Word for word, print each line of the listing below; pictures stay out.

=====

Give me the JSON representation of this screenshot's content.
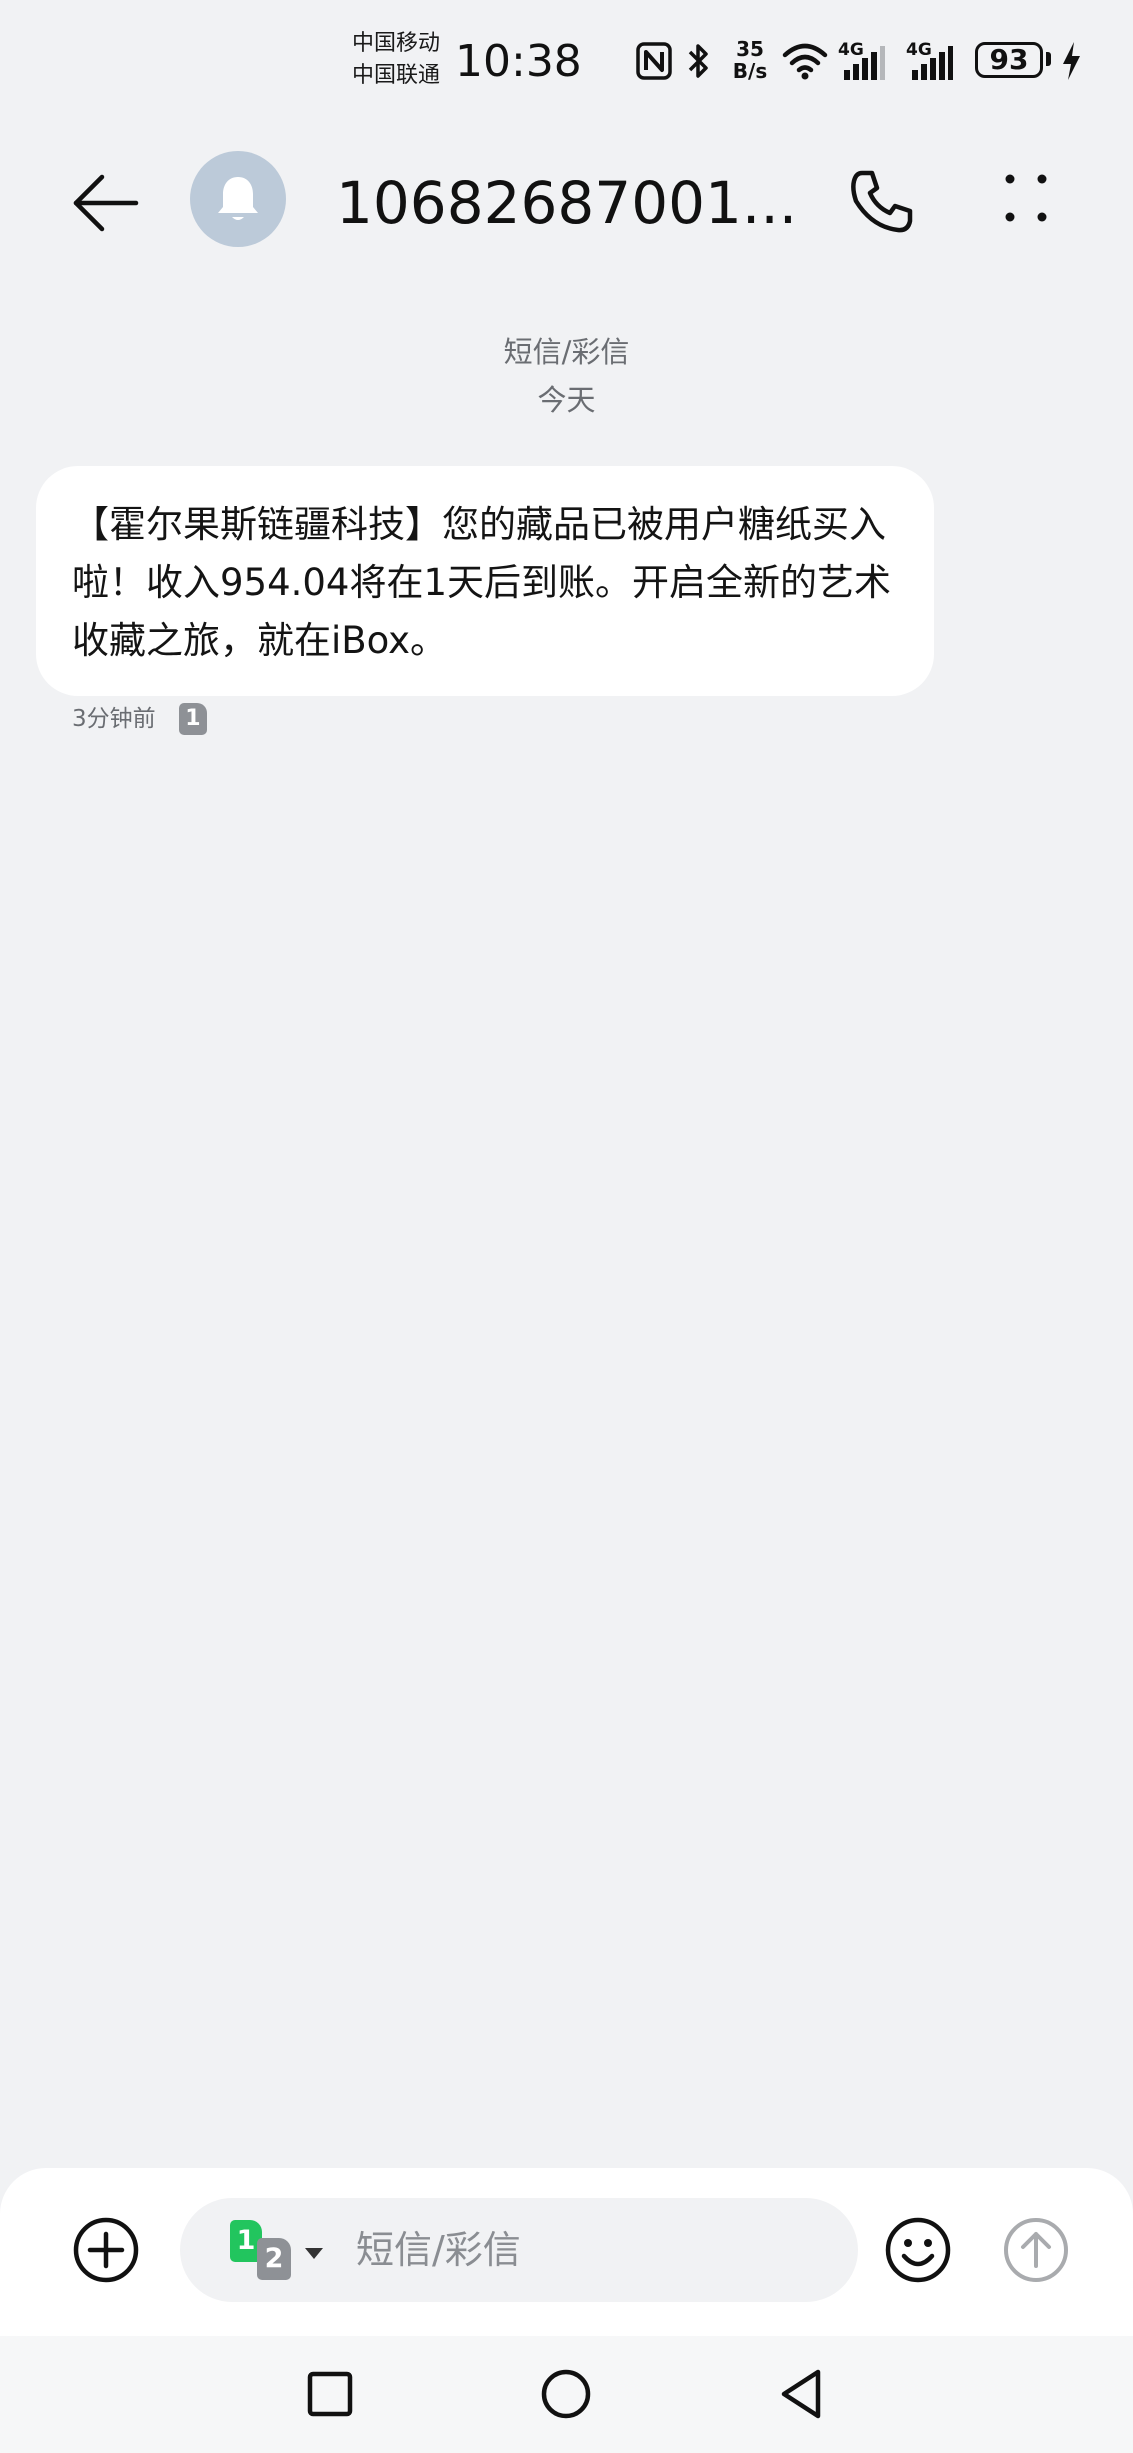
{
  "status_bar": {
    "carrier_1": "中国移动",
    "carrier_2": "中国联通",
    "time": "10:38",
    "net_speed_value": "35",
    "net_speed_unit": "B/s",
    "sim1_network": "4G",
    "sim2_network": "4G",
    "battery_percent": "93",
    "icons": [
      "nfc-icon",
      "bluetooth-icon",
      "wifi-icon",
      "signal-icon",
      "signal-icon",
      "battery-icon",
      "charging-icon"
    ]
  },
  "header": {
    "contact_name": "10682687001...",
    "icons": [
      "back-arrow-icon",
      "bell-icon",
      "phone-icon",
      "more-dots-icon"
    ]
  },
  "thread": {
    "type_label": "短信/彩信",
    "date_label": "今天"
  },
  "messages": [
    {
      "text": "【霍尔果斯链疆科技】您的藏品已被用户糖纸买入啦！收入954.04将在1天后到账。开启全新的艺术收藏之旅，就在iBox。",
      "time": "3分钟前",
      "sim": "1"
    }
  ],
  "composer": {
    "sim_primary": "1",
    "sim_secondary": "2",
    "placeholder": "短信/彩信",
    "value": "",
    "icons": [
      "add-circle-icon",
      "emoji-icon",
      "send-arrow-icon"
    ]
  },
  "nav": {
    "icons": [
      "recents-square-icon",
      "home-circle-icon",
      "back-triangle-icon"
    ]
  },
  "colors": {
    "background": "#f1f2f4",
    "bubble": "#ffffff",
    "avatar": "#bccad9",
    "sim1": "#22c55e",
    "sim2": "#8e9196"
  }
}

=====

- Response to the task -
Give me the JSON representation of this screenshot's content.
{
  "status_bar": {
    "carrier_1": "中国移动",
    "carrier_2": "中国联通",
    "time": "10:38",
    "net_speed_value": "35",
    "net_speed_unit": "B/s",
    "sim1_network": "4G",
    "sim2_network": "4G",
    "battery_percent": "93",
    "icons": [
      "nfc-icon",
      "bluetooth-icon",
      "wifi-icon",
      "signal-icon",
      "signal-icon",
      "battery-icon",
      "charging-icon"
    ]
  },
  "header": {
    "contact_name": "10682687001...",
    "icons": [
      "back-arrow-icon",
      "bell-icon",
      "phone-icon",
      "more-dots-icon"
    ]
  },
  "thread": {
    "type_label": "短信/彩信",
    "date_label": "今天"
  },
  "messages": [
    {
      "text": "【霍尔果斯链疆科技】您的藏品已被用户糖纸买入啦！收入954.04将在1天后到账。开启全新的艺术收藏之旅，就在iBox。",
      "time": "3分钟前",
      "sim": "1"
    }
  ],
  "composer": {
    "sim_primary": "1",
    "sim_secondary": "2",
    "placeholder": "短信/彩信",
    "value": "",
    "icons": [
      "add-circle-icon",
      "emoji-icon",
      "send-arrow-icon"
    ]
  },
  "nav": {
    "icons": [
      "recents-square-icon",
      "home-circle-icon",
      "back-triangle-icon"
    ]
  },
  "colors": {
    "background": "#f1f2f4",
    "bubble": "#ffffff",
    "avatar": "#bccad9",
    "sim1": "#22c55e",
    "sim2": "#8e9196"
  }
}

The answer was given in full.